Write every record out again exactly as given.

Records that describe figures:
☆ ☆ ☆ ☆
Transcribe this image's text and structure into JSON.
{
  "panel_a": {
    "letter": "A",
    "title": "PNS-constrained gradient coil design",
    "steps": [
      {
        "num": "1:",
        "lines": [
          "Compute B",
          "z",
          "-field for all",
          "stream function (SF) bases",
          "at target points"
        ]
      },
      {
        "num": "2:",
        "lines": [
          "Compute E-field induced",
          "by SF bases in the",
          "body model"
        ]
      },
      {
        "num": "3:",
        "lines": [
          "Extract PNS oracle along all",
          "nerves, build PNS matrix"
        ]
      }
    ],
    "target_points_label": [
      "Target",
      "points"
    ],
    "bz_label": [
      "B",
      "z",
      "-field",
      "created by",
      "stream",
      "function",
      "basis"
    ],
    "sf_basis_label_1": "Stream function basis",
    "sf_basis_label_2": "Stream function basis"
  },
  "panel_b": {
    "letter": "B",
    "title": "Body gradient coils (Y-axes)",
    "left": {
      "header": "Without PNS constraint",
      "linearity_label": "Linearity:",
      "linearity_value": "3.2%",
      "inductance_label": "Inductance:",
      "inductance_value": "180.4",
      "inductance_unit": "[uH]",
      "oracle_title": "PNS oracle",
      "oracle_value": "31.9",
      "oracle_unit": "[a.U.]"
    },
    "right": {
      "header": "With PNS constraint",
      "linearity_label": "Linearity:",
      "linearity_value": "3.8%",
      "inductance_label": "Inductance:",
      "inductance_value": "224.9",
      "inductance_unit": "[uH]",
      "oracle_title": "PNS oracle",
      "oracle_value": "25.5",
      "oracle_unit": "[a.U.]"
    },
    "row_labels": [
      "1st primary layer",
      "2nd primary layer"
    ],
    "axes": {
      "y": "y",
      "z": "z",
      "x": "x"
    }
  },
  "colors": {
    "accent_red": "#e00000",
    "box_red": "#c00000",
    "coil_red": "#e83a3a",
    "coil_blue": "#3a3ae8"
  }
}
☆ ☆ ☆ ☆
OUTPUT OF THE TASK:
Transcribe this image's text and structure into JSON.
{
  "panel_a": {
    "letter": "A",
    "title": "PNS-constrained gradient coil design",
    "steps": [
      {
        "num": "1:",
        "lines": [
          "Compute B",
          "z",
          "-field for all",
          "stream function (SF) bases",
          "at target points"
        ]
      },
      {
        "num": "2:",
        "lines": [
          "Compute E-field induced",
          "by SF bases in the",
          "body model"
        ]
      },
      {
        "num": "3:",
        "lines": [
          "Extract PNS oracle along all",
          "nerves, build PNS matrix"
        ]
      }
    ],
    "target_points_label": [
      "Target",
      "points"
    ],
    "bz_label": [
      "B",
      "z",
      "-field",
      "created by",
      "stream",
      "function",
      "basis"
    ],
    "sf_basis_label_1": "Stream function basis",
    "sf_basis_label_2": "Stream function basis"
  },
  "panel_b": {
    "letter": "B",
    "title": "Body gradient coils (Y-axes)",
    "left": {
      "header": "Without PNS constraint",
      "linearity_label": "Linearity:",
      "linearity_value": "3.2%",
      "inductance_label": "Inductance:",
      "inductance_value": "180.4",
      "inductance_unit": "[uH]",
      "oracle_title": "PNS oracle",
      "oracle_value": "31.9",
      "oracle_unit": "[a.U.]"
    },
    "right": {
      "header": "With PNS constraint",
      "linearity_label": "Linearity:",
      "linearity_value": "3.8%",
      "inductance_label": "Inductance:",
      "inductance_value": "224.9",
      "inductance_unit": "[uH]",
      "oracle_title": "PNS oracle",
      "oracle_value": "25.5",
      "oracle_unit": "[a.U.]"
    },
    "row_labels": [
      "1st primary layer",
      "2nd primary layer"
    ],
    "axes": {
      "y": "y",
      "z": "z",
      "x": "x"
    }
  },
  "colors": {
    "accent_red": "#e00000",
    "box_red": "#c00000",
    "coil_red": "#e83a3a",
    "coil_blue": "#3a3ae8"
  }
}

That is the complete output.